**Task details**
Lift out all lines below that contain "this".
━━━ Data provided ━━━
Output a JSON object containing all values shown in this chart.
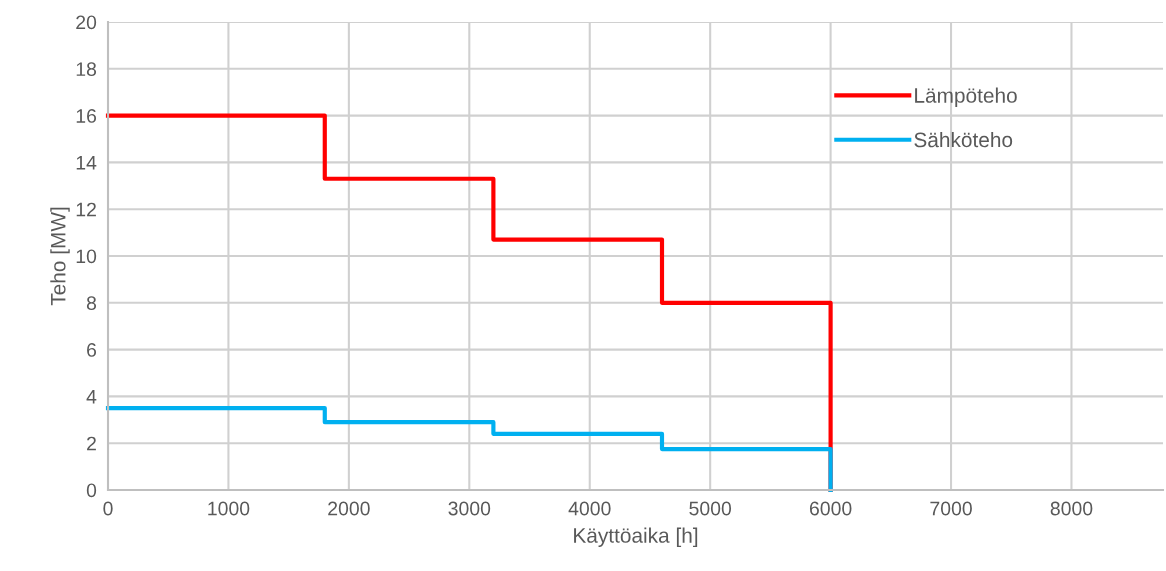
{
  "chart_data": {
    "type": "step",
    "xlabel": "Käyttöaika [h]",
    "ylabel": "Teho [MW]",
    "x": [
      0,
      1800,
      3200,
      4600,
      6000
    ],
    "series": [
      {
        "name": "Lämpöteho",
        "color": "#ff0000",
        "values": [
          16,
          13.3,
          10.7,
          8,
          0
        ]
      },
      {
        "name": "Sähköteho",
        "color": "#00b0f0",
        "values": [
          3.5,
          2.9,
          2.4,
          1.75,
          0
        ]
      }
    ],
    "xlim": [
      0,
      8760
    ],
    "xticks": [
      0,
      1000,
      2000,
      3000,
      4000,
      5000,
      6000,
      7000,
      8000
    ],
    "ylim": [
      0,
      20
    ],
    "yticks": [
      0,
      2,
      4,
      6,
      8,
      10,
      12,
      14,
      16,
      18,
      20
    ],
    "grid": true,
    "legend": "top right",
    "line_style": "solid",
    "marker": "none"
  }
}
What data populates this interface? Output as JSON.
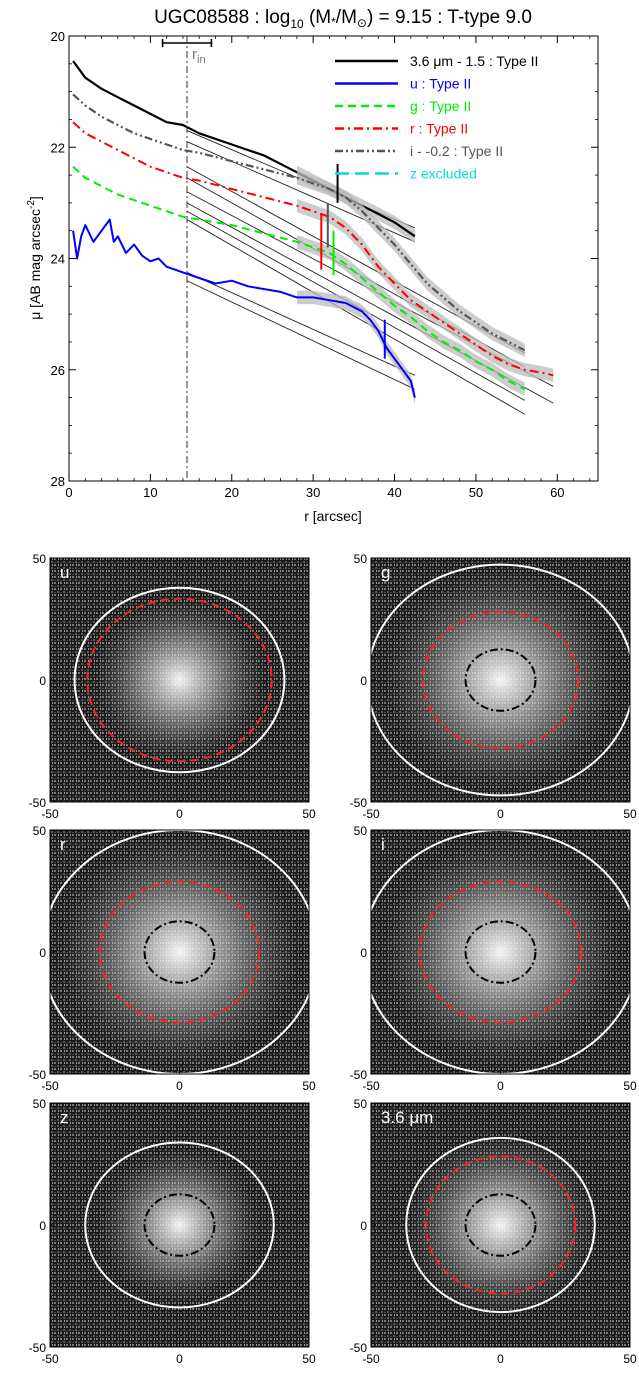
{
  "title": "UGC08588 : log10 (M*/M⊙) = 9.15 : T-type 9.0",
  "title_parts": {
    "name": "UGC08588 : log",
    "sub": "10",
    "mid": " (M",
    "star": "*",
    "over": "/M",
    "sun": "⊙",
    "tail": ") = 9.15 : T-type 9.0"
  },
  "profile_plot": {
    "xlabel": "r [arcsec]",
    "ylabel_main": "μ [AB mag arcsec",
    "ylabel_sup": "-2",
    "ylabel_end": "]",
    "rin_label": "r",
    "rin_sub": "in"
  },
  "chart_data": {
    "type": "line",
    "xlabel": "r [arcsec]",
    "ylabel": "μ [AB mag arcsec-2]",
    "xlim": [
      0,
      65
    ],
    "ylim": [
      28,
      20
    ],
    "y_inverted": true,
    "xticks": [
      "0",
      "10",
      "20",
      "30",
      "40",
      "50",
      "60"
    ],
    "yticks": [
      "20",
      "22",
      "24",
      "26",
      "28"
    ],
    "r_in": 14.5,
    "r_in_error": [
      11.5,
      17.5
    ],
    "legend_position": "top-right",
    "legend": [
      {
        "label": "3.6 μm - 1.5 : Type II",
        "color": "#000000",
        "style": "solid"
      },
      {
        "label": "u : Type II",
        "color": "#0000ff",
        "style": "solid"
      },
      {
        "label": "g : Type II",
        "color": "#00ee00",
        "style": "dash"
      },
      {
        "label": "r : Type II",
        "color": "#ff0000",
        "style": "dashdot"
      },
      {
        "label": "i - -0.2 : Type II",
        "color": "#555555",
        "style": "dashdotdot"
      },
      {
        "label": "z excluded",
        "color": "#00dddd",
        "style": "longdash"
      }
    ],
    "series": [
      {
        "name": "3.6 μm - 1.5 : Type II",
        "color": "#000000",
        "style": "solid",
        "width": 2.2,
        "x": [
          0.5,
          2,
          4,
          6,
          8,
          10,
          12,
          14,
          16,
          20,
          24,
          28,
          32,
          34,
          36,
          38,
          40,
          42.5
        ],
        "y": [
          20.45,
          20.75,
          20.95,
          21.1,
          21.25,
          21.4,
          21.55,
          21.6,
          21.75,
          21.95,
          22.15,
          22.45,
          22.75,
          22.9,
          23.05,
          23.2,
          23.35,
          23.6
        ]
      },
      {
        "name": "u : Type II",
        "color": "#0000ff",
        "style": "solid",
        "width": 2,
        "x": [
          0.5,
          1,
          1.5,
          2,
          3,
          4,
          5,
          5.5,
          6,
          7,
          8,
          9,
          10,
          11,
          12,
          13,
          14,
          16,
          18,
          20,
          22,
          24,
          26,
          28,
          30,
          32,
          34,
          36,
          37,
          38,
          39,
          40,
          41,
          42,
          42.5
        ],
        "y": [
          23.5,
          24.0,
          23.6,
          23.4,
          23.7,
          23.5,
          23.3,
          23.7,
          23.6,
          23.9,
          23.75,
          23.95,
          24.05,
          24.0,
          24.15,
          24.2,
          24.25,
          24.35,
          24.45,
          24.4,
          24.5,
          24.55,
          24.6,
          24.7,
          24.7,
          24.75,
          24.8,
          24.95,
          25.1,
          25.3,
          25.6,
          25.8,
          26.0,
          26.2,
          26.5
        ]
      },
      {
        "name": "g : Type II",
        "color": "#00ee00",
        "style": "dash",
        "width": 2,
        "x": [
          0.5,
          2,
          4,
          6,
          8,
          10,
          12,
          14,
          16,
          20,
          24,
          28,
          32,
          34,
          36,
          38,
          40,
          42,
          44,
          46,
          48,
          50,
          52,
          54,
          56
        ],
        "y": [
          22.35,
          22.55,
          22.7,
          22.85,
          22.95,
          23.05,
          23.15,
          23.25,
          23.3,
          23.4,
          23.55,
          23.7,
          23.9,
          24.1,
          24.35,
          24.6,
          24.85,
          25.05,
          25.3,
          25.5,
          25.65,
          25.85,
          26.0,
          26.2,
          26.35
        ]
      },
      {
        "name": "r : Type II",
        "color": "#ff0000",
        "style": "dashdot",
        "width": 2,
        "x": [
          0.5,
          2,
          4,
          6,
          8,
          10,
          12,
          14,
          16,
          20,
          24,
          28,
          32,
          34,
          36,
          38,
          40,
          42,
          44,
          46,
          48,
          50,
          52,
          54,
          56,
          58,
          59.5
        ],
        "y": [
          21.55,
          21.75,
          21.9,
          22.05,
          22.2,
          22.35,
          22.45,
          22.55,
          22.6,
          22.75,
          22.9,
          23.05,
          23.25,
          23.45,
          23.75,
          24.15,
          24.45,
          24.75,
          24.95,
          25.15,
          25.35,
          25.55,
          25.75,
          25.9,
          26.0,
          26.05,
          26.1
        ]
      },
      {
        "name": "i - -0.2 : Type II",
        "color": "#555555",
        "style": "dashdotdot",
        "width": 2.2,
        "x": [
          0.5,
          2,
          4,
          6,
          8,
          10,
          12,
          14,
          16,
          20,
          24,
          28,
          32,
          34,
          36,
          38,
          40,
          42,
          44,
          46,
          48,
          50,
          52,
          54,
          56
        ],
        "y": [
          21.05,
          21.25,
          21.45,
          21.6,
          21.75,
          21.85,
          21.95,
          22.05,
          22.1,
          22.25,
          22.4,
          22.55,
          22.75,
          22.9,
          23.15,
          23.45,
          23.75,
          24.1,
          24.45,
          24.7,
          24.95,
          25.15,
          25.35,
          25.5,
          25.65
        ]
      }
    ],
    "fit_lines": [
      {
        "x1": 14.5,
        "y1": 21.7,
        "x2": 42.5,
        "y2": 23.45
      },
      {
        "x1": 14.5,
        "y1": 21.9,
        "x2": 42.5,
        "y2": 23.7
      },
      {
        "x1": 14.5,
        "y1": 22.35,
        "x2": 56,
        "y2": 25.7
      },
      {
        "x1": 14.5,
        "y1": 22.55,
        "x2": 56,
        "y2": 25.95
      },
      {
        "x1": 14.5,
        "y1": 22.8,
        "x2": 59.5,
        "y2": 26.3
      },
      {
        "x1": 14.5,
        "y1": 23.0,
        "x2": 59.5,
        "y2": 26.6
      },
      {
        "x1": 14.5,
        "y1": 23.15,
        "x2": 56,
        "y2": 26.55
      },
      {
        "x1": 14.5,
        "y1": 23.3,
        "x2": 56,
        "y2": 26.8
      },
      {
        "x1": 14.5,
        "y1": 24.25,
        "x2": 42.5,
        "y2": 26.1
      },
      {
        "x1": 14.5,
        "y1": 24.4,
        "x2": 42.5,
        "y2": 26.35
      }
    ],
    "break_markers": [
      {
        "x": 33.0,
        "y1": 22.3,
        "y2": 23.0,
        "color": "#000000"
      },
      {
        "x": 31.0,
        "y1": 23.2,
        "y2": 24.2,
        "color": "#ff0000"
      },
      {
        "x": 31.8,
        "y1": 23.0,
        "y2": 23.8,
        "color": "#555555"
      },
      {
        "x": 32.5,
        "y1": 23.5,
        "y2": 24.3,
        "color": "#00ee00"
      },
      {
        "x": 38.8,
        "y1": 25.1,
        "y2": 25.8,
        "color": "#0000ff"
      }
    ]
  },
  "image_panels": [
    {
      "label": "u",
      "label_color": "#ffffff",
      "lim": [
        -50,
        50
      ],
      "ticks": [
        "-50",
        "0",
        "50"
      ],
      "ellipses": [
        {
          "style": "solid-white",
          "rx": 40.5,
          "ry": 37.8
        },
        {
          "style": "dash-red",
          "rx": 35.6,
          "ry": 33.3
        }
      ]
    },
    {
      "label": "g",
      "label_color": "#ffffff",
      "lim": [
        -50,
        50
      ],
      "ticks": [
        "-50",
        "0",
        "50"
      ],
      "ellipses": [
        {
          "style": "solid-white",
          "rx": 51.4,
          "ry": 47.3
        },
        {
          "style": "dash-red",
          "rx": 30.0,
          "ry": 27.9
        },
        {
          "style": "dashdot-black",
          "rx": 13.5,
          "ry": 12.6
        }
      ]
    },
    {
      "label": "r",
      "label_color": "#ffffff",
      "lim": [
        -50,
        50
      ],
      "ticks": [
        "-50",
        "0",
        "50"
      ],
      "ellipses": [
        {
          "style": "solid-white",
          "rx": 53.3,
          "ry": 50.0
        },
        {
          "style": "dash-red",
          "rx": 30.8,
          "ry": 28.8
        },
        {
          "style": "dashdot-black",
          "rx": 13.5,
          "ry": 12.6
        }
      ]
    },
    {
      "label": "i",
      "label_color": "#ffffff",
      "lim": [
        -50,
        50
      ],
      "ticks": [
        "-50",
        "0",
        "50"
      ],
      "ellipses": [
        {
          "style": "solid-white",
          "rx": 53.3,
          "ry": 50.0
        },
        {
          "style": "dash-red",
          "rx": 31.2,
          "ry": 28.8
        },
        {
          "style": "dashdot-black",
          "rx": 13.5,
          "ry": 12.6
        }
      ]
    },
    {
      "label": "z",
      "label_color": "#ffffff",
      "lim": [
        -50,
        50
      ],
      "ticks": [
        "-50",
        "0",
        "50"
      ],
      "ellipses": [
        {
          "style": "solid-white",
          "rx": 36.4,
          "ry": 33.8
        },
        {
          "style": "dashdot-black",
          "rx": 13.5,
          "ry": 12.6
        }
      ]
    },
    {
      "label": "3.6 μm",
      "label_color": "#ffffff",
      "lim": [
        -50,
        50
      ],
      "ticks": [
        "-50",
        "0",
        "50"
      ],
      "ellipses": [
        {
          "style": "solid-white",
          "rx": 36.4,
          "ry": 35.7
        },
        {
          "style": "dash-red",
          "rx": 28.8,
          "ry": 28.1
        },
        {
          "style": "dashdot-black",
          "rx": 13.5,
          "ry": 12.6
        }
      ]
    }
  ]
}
━━━
**Solution**
Output a JSON object containing all values shown in this chart.
What data populates this interface? Output as JSON.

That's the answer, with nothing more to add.